**Text provided**:
(begin)

# A little train Diorama from a Slot car Guy



## plymouth71 (Dec 14, 2009)

Ok, so I've been working on a very special diorama for my Uncle. He is without a doubt my favorite uncle, Honest, Hardworking and Family oriented. He just retired from the Railway where he spent 35+ years as an locomotive engineer. 

I've had the plans in place for a couple years at least, but I've put a rush into completing it. I realize it's not Slot car material, but it does use my diorama skills and is a practice run for my permanent track (the one for my proposed slot space). I thought I'd share some pics of the work in progress to completion.

I took a Shadow box purchased at Micheal's with a 50% off coupon and added some carved up blue insulation board. I also scratch built the bridge from balsa wood. The trains is Z scale from a Hallmark Christmas ornament set.



















I then added plaster rock cuts and started the paint










I then added the rest of the details and hand-painted the backdrop.






























What do you think???


----------



## suprcop67 (Sep 12, 2006)

that is sooooooo cool. awesome work


----------



## computer guy (Aug 5, 2001)

Great Job.
I am sure that your uncle will really appreciate your work.
Very impressive.
Richard


----------



## steve123 (Feb 9, 2009)

I think you did a wonderful job! I bet when he sees it he gets a little teary eyed.
That looks great.

Steve


----------



## PF Flyer (Jun 24, 2008)

That's some sweet work there. Inspired and inspiring!


----------



## HurricaneRay (Jan 1, 2010)

Now that's what I call Art !!!


----------



## plymouth71 (Dec 14, 2009)

Thanks guys! It was good practice for my foray into model railroading. I'm working on an up and over double loop n-gauge set up for my son. I plan to use all i've learned here on that build as well as the slot car track I'm currently building.

BTW my uncle loves the diorama and it received rave reviews by everyone at the party. I've also been told by some of my slot budddies that I should try making a slot car diorama.


----------



## concretepumper (Mar 7, 2010)

Great Dio. gift! :thumbsup::thumbsup::thumbsup:


----------



## 440 dakota (Feb 23, 2006)

very nice job,looks great and a cool idea for display


----------

(end)

**Source material**:

(begin)

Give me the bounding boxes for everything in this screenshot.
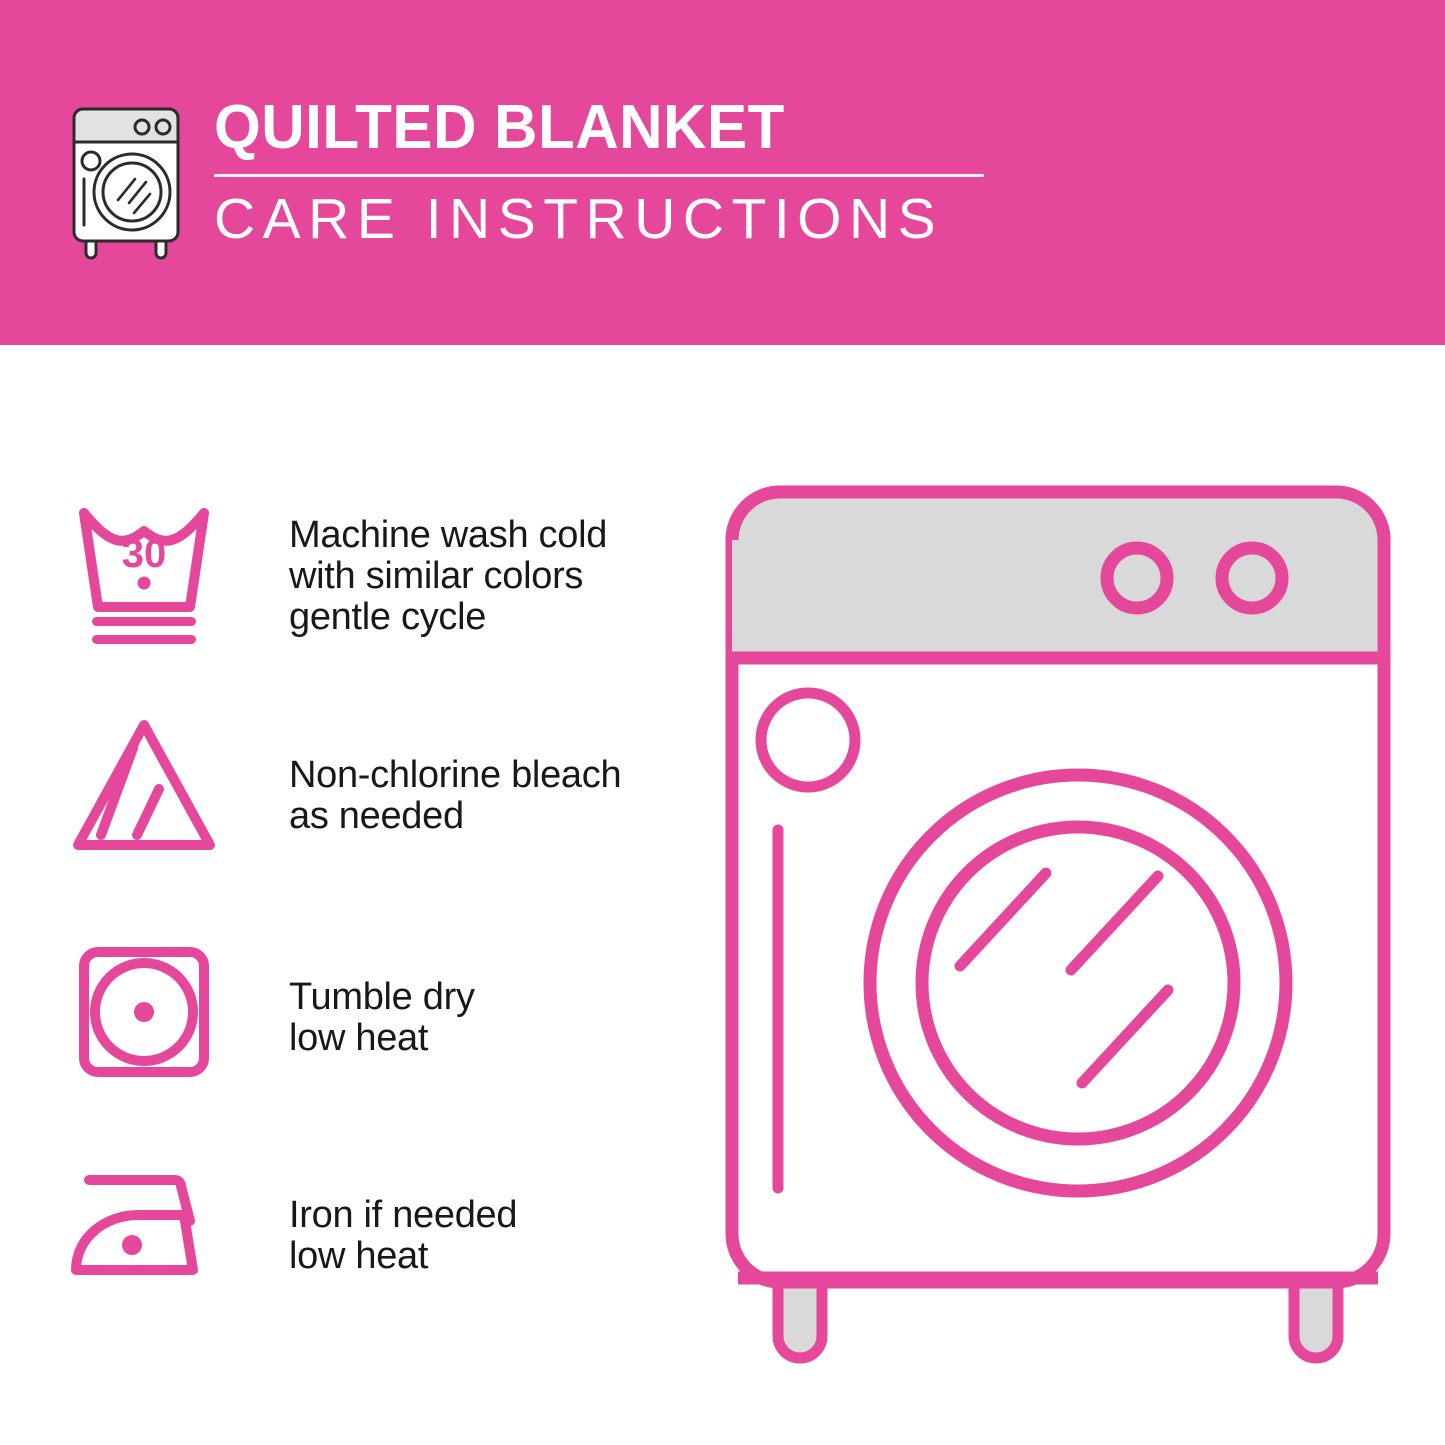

(end)

**What is needed**:
Answer these about the diorama thread:
1. How long did the uncle work for the Railway as a locomotive engineer?
2. From what material was the bridge scratch built?
3. What gauge is the up-and-over double loop setup being built for the son?

**Written response**:
1. 35+ years
2. Balsa wood
3. N-gauge